AIM: List every person named in the debate excerpt below.

TEXT:
_ _ _ _ _
I know that the Foreign Secretary must have time to reply, and I therefore content myself with just one more minute. It is terribly important that when this country is virtually going to war the House of Commons should be united. The Prime Minister has a great personal responsibility in this matter. He does not want a divided House. We do not want a divided House, and I will tell the Prime Minister how he can avoid it.

In view of what I have just said in relation to the speech by Mr. Cabot Lodge and in relation to what the State Department has said, if the Foreign Secretary can say on behalf of the Prime Minister and the Government that they will not take this military action until the Security Council has fully discussed the matter and come to a decision, the Prime Minister can avoid a vote on this matter tonight.

If we are compelled to vote tonight, it is because we are against the use of military force outside the Charter of the United Nations and whilst the Security Council is at the moment discussing the problem. I therefore beg and urge the Prime Minister not to divide the House. He can lose nothing by postponing this decision for forty-eight hours, by which time the Security Council will have made its decision. I plead with him to do it. The Foreign Secretary has the opportunity to do that now, to keep this country united, and not have a declaration of war—because that is what this ultimatum will mean—with half of this House and half the country against the action proposed to be taken.

9.40 p.m.

The Secretary of State for Foreign Affairs (Mr. Selwyn Lloyd)

There has been some complaint today from the Opposition benches about the Government's failure to consult the Opposition before taking action. The facts are that the moment the Prime Minister had finished his discussions with the French Ministers he at once spoke to the leaders of the Opposition. Really, this idea that the Government of the day can take action only after prior agreement with the Opposition—

Mr. Gaitskell


Hon. Members

Sit down.
_ _ _ _ _
DATA SECTION:
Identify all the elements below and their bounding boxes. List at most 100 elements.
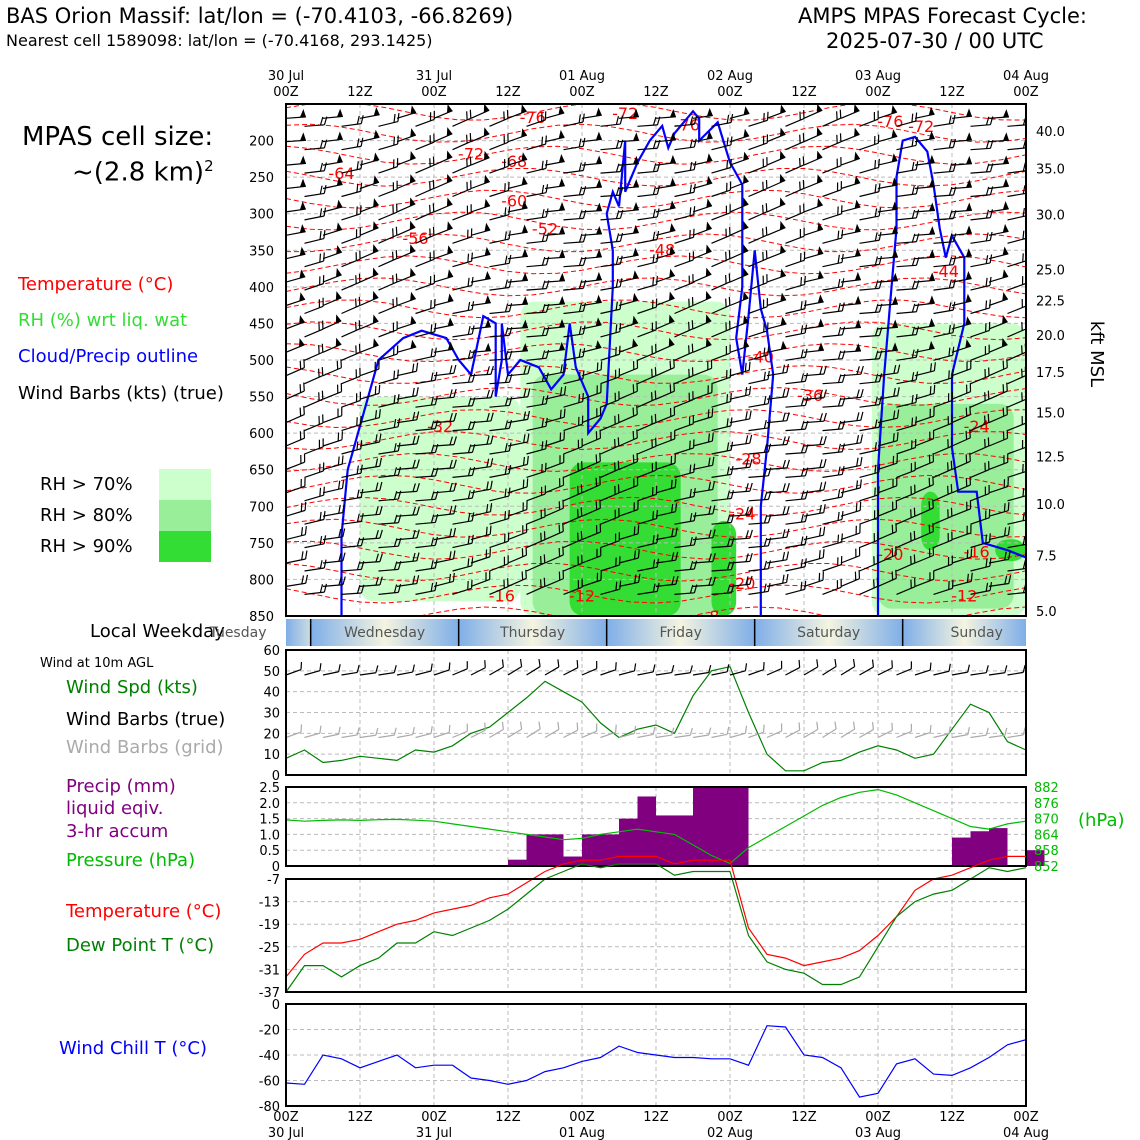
wind-barb xyxy=(674,487,696,502)
rh-region xyxy=(995,539,1026,562)
surface-wind-barb xyxy=(489,659,504,676)
wind-barb xyxy=(896,256,920,268)
surface-wind-barb xyxy=(692,727,712,739)
wind-chill-line xyxy=(285,1025,1027,1098)
wind-barb xyxy=(286,201,306,213)
wind-barb xyxy=(896,326,920,338)
wind-barb xyxy=(563,484,583,502)
precip-tick-label: 2.5 xyxy=(259,781,280,796)
wind-barb xyxy=(766,268,787,283)
wind-barb xyxy=(618,429,638,447)
kft-tick-label: 5.0 xyxy=(1036,605,1057,620)
temperature-contour xyxy=(286,453,1026,472)
wind-barb xyxy=(914,570,935,587)
wind-barb xyxy=(563,209,587,221)
wind-barb xyxy=(581,317,602,330)
wind-barb xyxy=(581,155,602,166)
wind-barb xyxy=(785,251,806,268)
wind-barb xyxy=(433,317,454,330)
wind-barb xyxy=(859,373,883,385)
precip-bar xyxy=(600,834,619,866)
cloud-outline xyxy=(876,135,1026,616)
pressure-tick-label: 450 xyxy=(249,317,274,332)
wind-barb xyxy=(544,499,564,517)
weekday-band xyxy=(458,619,607,646)
wind-barb xyxy=(359,244,379,260)
wind-barb xyxy=(563,530,583,549)
surface-wind-barb xyxy=(785,722,801,739)
wind-barb xyxy=(896,371,919,385)
wind-barb xyxy=(692,505,716,517)
wind-barb xyxy=(951,360,972,377)
wind-barb xyxy=(359,314,379,330)
surface-wind-barb xyxy=(359,727,379,739)
wind-barb xyxy=(914,362,936,377)
temperature-contour xyxy=(286,409,1026,429)
wind-barb xyxy=(822,578,842,595)
wind-barb xyxy=(378,369,399,385)
wind-barb xyxy=(674,274,694,291)
temperature-label: -16 xyxy=(964,543,990,562)
wind-barb xyxy=(674,512,697,525)
wind-barb xyxy=(637,582,660,595)
wind-barb xyxy=(803,294,824,307)
wind-barb xyxy=(452,489,475,502)
wind-barb xyxy=(452,276,474,291)
wind-barb xyxy=(655,551,679,564)
surface-wind-barb xyxy=(618,663,637,676)
wind-barb xyxy=(396,483,420,494)
wind-barb xyxy=(563,578,583,595)
wind-barb xyxy=(378,583,402,595)
wind-barb xyxy=(896,439,917,455)
wind-barb xyxy=(322,576,346,587)
wind-barb xyxy=(396,575,420,587)
wind-barb xyxy=(452,228,473,244)
wind-barb xyxy=(341,488,364,502)
wind-barb xyxy=(933,233,957,244)
wind-barb xyxy=(840,271,861,283)
wind-barb xyxy=(1007,390,1026,408)
wind-barb xyxy=(489,181,510,198)
wind-barb xyxy=(933,210,957,221)
wind-barb xyxy=(322,359,342,377)
wind-barb xyxy=(304,390,324,408)
wind-barb xyxy=(674,536,697,549)
wind-barb xyxy=(988,132,1009,143)
wind-barb xyxy=(914,407,935,424)
temperature-contour xyxy=(286,123,1026,143)
wind-barb xyxy=(286,292,306,307)
surface-wind-barb xyxy=(359,665,379,676)
wind-barb xyxy=(674,560,698,572)
wind-barb xyxy=(600,209,624,221)
wind-barb xyxy=(748,443,772,455)
precip-legend-sub1: liquid eqiv. xyxy=(66,798,164,819)
wind-barb xyxy=(452,579,473,595)
wind-barb xyxy=(396,291,416,307)
wind-barb xyxy=(840,247,861,260)
wind-barb xyxy=(581,523,602,541)
wind-barb xyxy=(674,138,697,151)
pressure-tick-label: 858 xyxy=(1034,844,1059,859)
wind-barb xyxy=(544,431,565,447)
wind-barb xyxy=(840,570,861,587)
wind-barb xyxy=(470,246,491,260)
surface-wind-barb xyxy=(526,658,541,676)
precip-bar xyxy=(563,856,582,866)
wind-barb xyxy=(526,184,549,198)
wind-speed-tick-label: 40 xyxy=(263,686,280,701)
wind-barb xyxy=(785,110,805,127)
temperature-contour xyxy=(286,606,1026,616)
surface-wind-barb xyxy=(396,726,415,739)
wind-barb xyxy=(988,477,1009,494)
wind-barb xyxy=(877,129,898,143)
date-tick-label-top: 03 Aug xyxy=(855,69,901,84)
temperature-label: -36 xyxy=(797,386,823,405)
wind-barb xyxy=(433,221,453,236)
wind-barb xyxy=(470,503,493,517)
wind-barb xyxy=(896,530,916,549)
wind-barb xyxy=(507,365,531,377)
wind-barb xyxy=(877,153,898,166)
wind-barb xyxy=(618,453,639,470)
surface-wind-barb xyxy=(803,721,819,739)
wind-barb xyxy=(507,200,528,213)
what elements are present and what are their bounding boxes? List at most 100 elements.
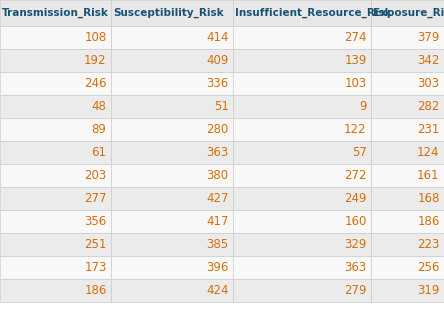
_ _ _ _ _
WRITTEN SOLUTION:
Mr. Cabot Lodge
Mr. Selwyn Lloyd
Mr. Gaitskell